▶ **Written instruction**:
Whenever a line below holds the word "pairing", copy that line.

▶ **Extracted data**:

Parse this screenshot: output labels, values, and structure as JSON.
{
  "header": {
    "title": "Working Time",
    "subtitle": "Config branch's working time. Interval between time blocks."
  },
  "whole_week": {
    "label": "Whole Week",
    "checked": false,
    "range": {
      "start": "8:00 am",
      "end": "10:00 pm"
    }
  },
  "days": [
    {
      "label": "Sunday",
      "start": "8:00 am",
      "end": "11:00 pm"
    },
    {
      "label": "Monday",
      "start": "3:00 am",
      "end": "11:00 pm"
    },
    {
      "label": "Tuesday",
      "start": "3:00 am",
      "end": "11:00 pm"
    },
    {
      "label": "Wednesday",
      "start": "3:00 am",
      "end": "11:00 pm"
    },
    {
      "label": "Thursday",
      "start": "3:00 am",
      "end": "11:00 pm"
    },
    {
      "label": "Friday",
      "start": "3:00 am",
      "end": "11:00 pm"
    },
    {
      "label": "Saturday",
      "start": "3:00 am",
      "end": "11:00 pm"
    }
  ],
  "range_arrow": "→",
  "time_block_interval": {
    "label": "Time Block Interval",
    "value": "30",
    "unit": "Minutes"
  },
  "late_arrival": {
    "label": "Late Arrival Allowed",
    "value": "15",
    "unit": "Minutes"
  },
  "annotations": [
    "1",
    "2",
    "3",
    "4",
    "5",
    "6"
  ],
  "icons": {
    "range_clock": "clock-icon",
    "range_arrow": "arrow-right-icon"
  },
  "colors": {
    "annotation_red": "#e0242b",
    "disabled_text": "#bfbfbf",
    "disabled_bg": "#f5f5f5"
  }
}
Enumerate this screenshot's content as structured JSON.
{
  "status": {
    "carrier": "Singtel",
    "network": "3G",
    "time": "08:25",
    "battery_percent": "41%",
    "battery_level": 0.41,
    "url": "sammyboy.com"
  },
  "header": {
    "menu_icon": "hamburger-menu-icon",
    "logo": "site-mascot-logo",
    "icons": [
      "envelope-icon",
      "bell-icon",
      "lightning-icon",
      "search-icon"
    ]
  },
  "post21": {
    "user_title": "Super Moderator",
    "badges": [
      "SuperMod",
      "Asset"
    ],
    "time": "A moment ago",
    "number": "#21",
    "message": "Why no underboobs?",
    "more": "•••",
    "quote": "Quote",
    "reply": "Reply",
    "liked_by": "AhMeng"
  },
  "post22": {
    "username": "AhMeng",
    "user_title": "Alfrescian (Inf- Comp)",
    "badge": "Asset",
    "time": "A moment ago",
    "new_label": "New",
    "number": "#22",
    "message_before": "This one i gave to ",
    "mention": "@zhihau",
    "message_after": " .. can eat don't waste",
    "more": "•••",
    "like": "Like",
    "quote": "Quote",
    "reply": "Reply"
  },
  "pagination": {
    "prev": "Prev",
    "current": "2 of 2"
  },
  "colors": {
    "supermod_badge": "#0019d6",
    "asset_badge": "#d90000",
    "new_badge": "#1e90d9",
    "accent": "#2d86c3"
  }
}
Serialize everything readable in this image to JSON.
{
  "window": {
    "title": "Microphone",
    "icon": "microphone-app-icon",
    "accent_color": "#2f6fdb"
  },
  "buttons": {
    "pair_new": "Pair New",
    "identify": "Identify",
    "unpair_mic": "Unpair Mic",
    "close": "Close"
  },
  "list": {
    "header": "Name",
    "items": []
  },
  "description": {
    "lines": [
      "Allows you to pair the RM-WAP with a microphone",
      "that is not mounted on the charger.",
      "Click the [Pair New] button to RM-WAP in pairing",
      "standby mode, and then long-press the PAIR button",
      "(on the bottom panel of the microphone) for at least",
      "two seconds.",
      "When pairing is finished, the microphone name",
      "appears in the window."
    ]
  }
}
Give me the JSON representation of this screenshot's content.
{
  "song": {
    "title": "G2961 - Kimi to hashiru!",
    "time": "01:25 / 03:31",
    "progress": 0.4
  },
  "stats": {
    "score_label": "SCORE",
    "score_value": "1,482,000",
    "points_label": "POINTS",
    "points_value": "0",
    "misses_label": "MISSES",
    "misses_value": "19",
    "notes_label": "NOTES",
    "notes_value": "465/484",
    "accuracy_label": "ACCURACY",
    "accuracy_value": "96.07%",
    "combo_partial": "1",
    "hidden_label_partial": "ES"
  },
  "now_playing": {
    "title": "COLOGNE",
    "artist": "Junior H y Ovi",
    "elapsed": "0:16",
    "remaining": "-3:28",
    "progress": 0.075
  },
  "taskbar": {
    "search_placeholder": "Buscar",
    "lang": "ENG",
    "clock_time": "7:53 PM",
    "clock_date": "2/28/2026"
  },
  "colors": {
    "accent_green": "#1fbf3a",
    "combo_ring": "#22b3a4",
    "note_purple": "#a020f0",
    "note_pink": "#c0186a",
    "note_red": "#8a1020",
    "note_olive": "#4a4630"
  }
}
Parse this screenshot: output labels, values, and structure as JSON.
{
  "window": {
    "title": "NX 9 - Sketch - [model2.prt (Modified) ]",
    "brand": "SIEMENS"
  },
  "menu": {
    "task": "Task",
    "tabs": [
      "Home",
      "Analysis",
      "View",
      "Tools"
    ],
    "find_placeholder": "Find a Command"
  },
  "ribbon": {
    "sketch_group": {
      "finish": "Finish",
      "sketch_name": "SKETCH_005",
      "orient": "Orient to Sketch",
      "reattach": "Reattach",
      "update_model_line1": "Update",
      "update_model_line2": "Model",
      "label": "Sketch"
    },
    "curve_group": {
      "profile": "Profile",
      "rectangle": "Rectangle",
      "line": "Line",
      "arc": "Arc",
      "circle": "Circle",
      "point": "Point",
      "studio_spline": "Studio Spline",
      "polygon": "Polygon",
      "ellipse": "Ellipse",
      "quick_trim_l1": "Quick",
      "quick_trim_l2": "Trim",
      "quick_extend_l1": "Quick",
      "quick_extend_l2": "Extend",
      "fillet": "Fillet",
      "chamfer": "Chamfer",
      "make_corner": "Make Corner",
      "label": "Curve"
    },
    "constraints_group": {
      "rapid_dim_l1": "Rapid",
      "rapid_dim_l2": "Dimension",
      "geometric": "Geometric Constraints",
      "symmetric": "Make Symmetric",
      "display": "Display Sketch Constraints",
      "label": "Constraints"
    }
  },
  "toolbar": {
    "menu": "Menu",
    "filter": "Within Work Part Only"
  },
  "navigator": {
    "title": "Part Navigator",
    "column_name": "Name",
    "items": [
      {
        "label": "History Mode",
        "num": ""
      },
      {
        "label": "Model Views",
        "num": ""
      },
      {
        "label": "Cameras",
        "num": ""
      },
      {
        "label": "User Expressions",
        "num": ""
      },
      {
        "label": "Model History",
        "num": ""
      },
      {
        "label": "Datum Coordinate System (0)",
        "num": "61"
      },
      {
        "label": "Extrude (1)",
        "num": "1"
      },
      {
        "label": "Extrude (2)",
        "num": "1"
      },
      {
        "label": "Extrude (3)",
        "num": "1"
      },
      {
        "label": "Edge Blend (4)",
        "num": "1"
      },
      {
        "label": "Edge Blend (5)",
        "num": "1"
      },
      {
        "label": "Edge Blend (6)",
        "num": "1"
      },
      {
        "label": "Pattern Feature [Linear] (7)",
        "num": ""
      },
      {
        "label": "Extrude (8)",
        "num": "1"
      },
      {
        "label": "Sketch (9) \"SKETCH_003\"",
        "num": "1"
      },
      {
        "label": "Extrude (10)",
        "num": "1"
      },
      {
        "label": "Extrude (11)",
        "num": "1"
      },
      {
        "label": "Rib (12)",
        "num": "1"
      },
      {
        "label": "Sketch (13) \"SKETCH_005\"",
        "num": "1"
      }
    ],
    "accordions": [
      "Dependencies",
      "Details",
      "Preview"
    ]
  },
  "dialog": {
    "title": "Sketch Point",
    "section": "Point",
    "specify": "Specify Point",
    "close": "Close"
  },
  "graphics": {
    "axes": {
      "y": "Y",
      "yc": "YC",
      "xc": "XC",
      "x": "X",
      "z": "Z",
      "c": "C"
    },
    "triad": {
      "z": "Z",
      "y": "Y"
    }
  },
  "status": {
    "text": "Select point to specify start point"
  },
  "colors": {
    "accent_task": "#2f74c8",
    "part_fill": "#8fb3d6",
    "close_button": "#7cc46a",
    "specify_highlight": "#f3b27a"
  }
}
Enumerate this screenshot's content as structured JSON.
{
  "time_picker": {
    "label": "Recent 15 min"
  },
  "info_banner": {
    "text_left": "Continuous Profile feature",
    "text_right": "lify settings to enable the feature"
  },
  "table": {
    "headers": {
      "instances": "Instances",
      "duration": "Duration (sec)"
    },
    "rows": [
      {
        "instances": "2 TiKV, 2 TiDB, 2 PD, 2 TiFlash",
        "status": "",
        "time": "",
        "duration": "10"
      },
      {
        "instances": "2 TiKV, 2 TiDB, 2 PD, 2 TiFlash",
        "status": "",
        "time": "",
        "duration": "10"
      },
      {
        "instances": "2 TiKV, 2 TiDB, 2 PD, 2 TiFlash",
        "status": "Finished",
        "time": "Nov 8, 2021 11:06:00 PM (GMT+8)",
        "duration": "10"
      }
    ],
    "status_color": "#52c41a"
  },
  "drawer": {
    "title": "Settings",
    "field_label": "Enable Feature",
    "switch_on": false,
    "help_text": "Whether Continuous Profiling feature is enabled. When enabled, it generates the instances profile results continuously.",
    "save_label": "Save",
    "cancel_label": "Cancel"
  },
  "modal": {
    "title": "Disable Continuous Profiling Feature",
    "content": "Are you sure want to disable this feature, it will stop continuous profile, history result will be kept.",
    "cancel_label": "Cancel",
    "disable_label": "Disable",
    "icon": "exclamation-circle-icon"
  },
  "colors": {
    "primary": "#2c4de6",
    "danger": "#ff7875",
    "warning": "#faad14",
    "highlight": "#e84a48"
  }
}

▶ **Result**:
      "Click the [Pair New] button to RM-WAP in pairing",
      "When pairing is finished, the microphone name",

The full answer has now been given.